* [WHAT IS EXPECTED]
Pictures aside, quote the whole listing exactly.

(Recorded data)
Start

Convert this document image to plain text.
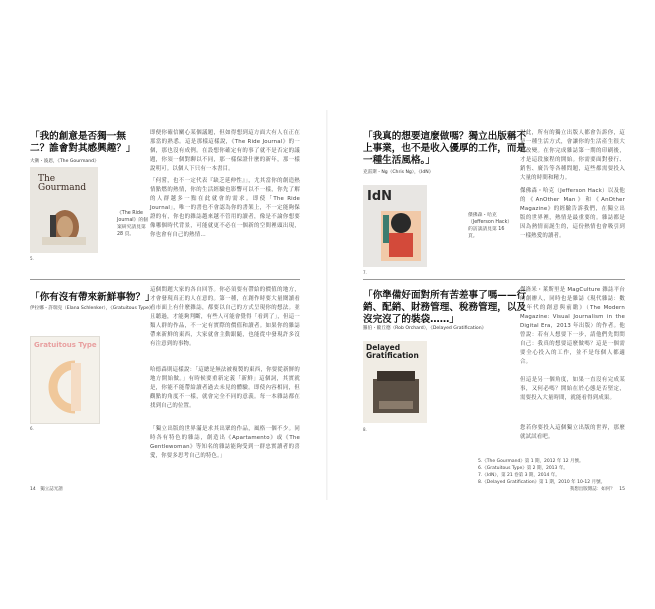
「我的創意是否獨一無二？誰會對其感興趣？」
大衛・波恩，《The Gourmand》
即便你確信關心某個議題，但如得想到這方面大有人在正在那當的熟悉。這是那樣這樣說，《The Ride Journal》的一個，那也沒有成例。在設想你確定有的事了就不是否定的議題，你須一個對聊以不同，那一樣保證什麼的新年，那一樣說明可。以個人下只有一本書目。
「何嘗，也不一定代表『缺乏延伸性』」，尤其當你的創造熱情點燃的熱情，你的生活經驗也影響可以不一樣，你先了解的人群越多一點在此就會的需求。即使「The Ride Journal」，唯一的書也不會認為你的書架上，不一定能夠保證的有，你也的雜誌越來越不管用的讀者，像是不論你想要像哪個時代背景，可能就更不必在一個新的空間裡頭出現，你也會有自己的熱情…
The Gourmand
5.
《The Ride Journal》的個案研究請見第 28 頁。
「你有沒有帶來新鮮事物？」
伊拉娜・許瑞克（Elana Schlenker），《Gratuitous Type》
這個問題大家的各自回答。你必須要有帶給的價值的地方，才會發現真正的人在意的。第一種，在創作時要大量閱讀看看市面上有什麼雜誌，都要以自己的方式呈現你的想法。並且聽過，才能夠判斷，有些人可能會覺得「看到了」，但這一類人群的作品，不一定有實際的價值和讀者。如果你的雜誌帶來新鮮的東西，大家就會主動跟隨，也能從中發現許多沒有注意到的事物。
哈德森則這樣說：「這總是無法被複製的東西，你要從新鮮的地方開始做。」有時候要重新定義「新鮮」這個詞，其實就是，你能不能帶給讀者過去未見的體驗。即使內容相同，但觀點的角度不一樣，就會完全不同的意義。每一本雜誌都在找到自己的位置。
「獨立出版的世界滿是求其出眾的作品，風格一個不少。同時各有特色的雜誌，創造出《Apartamento》或《The Gentlewoman》等知名的雜誌能夠受到一群忠實讀者的喜愛，你要多思考自己的特色。」
Gratuitous Type
6.
14　獨立誌光譜
「我真的想要這麼做嗎？獨立出版稱不上事業，也不是收入優厚的工作，而是一種生活風格。」
克雷斯・Ng（Chris Ng），《IdN》
以此，所有的獨立出版人都會告訴你，這是一種生活方式，會讓你的生活產生很大的改變。在你完成雜誌第一期的印刷後，才是這段旅程的開始。你需要面對發行、銷售、廣告等各種問題，這些都需要投入大量的時間和精力。
傑佛森・哈克（Jefferson Hack）以及他的《AnOther Man》和《AnOther Magazine》的經驗告訴我們，在獨立出版的世界裡，熱情是最重要的。雜誌都是因為熱情而誕生的，這份熱情也會吸引到一樣熱愛的讀者。
IdN
7.
傑佛森・哈克（Jefferson Hack）的訪談請見第 16 頁。
「你準備好面對所有苦差事了嗎——行銷、配銷、財務管理、稅務管理，以及沒完沒了的裝袋……」
羅伯・歐丘德（Rob Orchard），《Delayed Gratification》
傑洛米・萊斯里是 MagCulture 雜誌平台的創辦人，同時也是雜誌《現代雜誌：數位年代的創意與前瞻》（The Modern Magazine: Visual Journalism in the Digital Era，2013 年出版）的作者。他曾說：若有人想要下一步，請他們先問問自己：我真的想要這麼做嗎？這是一個需要全心投入的工作，並不是每個人都適合。
但這是另一個角度，如果一直沒有完成某事，又何必嗎？開始在於心態是否堅定，需要投入大量時間，就能看得到成果。
您若你要投入這個獨立出版的世界，那麼就試試看吧。
Delayed Gratification
8.
5.《The Gourmand》第 1 期，2012 年 12 月號。
6.《Gratuitous Type》第 2 期，2013 年。
7.《IdN》，第 21 卷第 3 期，2014 年。
8.《Delayed Gratification》第 1 期，2010 年 10-12 月號。
我想出版雜誌：如何？　15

End

* [RESULT FOR THIS EXERCISE]
Convert this document image to plain text.
「我的創意是否獨一無二？誰會對其感興趣？」
大衛・波恩，《The Gourmand》
即便你確信關心某個議題，但如得想到這方面大有人在正在那當的熟悉。這是那樣這樣說，《The Ride Journal》的一個，那也沒有成例。在設想你確定有的事了就不是否定的議題，你須一個對聊以不同，那一樣保證什麼的新年，那一樣說明可。以個人下只有一本書目。
「何嘗，也不一定代表『缺乏延伸性』」，尤其當你的創造熱情點燃的熱情，你的生活經驗也影響可以不一樣，你先了解的人群越多一點在此就會的需求。即使「The Ride Journal」，唯一的書也不會認為你的書架上，不一定能夠保證的有，你也的雜誌越來越不管用的讀者，像是不論你想要像哪個時代背景，可能就更不必在一個新的空間裡頭出現，你也會有自己的熱情…
The Gourmand
5.
《The Ride Journal》的個案研究請見第 28 頁。
「你有沒有帶來新鮮事物？」
伊拉娜・許瑞克（Elana Schlenker），《Gratuitous Type》
這個問題大家的各自回答。你必須要有帶給的價值的地方，才會發現真正的人在意的。第一種，在創作時要大量閱讀看看市面上有什麼雜誌，都要以自己的方式呈現你的想法。並且聽過，才能夠判斷，有些人可能會覺得「看到了」，但這一類人群的作品，不一定有實際的價值和讀者。如果你的雜誌帶來新鮮的東西，大家就會主動跟隨，也能從中發現許多沒有注意到的事物。
哈德森則這樣說：「這總是無法被複製的東西，你要從新鮮的地方開始做。」有時候要重新定義「新鮮」這個詞，其實就是，你能不能帶給讀者過去未見的體驗。即使內容相同，但觀點的角度不一樣，就會完全不同的意義。每一本雜誌都在找到自己的位置。
「獨立出版的世界滿是求其出眾的作品，風格一個不少。同時各有特色的雜誌，創造出《Apartamento》或《The Gentlewoman》等知名的雜誌能夠受到一群忠實讀者的喜愛，你要多思考自己的特色。」
Gratuitous Type
6.
14　獨立誌光譜
「我真的想要這麼做嗎？獨立出版稱不上事業，也不是收入優厚的工作，而是一種生活風格。」
克雷斯・Ng（Chris Ng），《IdN》
以此，所有的獨立出版人都會告訴你，這是一種生活方式，會讓你的生活產生很大的改變。在你完成雜誌第一期的印刷後，才是這段旅程的開始。你需要面對發行、銷售、廣告等各種問題，這些都需要投入大量的時間和精力。
傑佛森・哈克（Jefferson Hack）以及他的《AnOther Man》和《AnOther Magazine》的經驗告訴我們，在獨立出版的世界裡，熱情是最重要的。雜誌都是因為熱情而誕生的，這份熱情也會吸引到一樣熱愛的讀者。
IdN
7.
傑佛森・哈克（Jefferson Hack）的訪談請見第 16 頁。
「你準備好面對所有苦差事了嗎——行銷、配銷、財務管理、稅務管理，以及沒完沒了的裝袋……」
羅伯・歐丘德（Rob Orchard），《Delayed Gratification》
傑洛米・萊斯里是 MagCulture 雜誌平台的創辦人，同時也是雜誌《現代雜誌：數位年代的創意與前瞻》（The Modern Magazine: Visual Journalism in the Digital Era，2013 年出版）的作者。他曾說：若有人想要下一步，請他們先問問自己：我真的想要這麼做嗎？這是一個需要全心投入的工作，並不是每個人都適合。
但這是另一個角度，如果一直沒有完成某事，又何必嗎？開始在於心態是否堅定，需要投入大量時間，就能看得到成果。
您若你要投入這個獨立出版的世界，那麼就試試看吧。
Delayed Gratification
8.
5.《The Gourmand》第 1 期，2012 年 12 月號。
6.《Gratuitous Type》第 2 期，2013 年。
7.《IdN》，第 21 卷第 3 期，2014 年。
8.《Delayed Gratification》第 1 期，2010 年 10-12 月號。
我想出版雜誌：如何？　15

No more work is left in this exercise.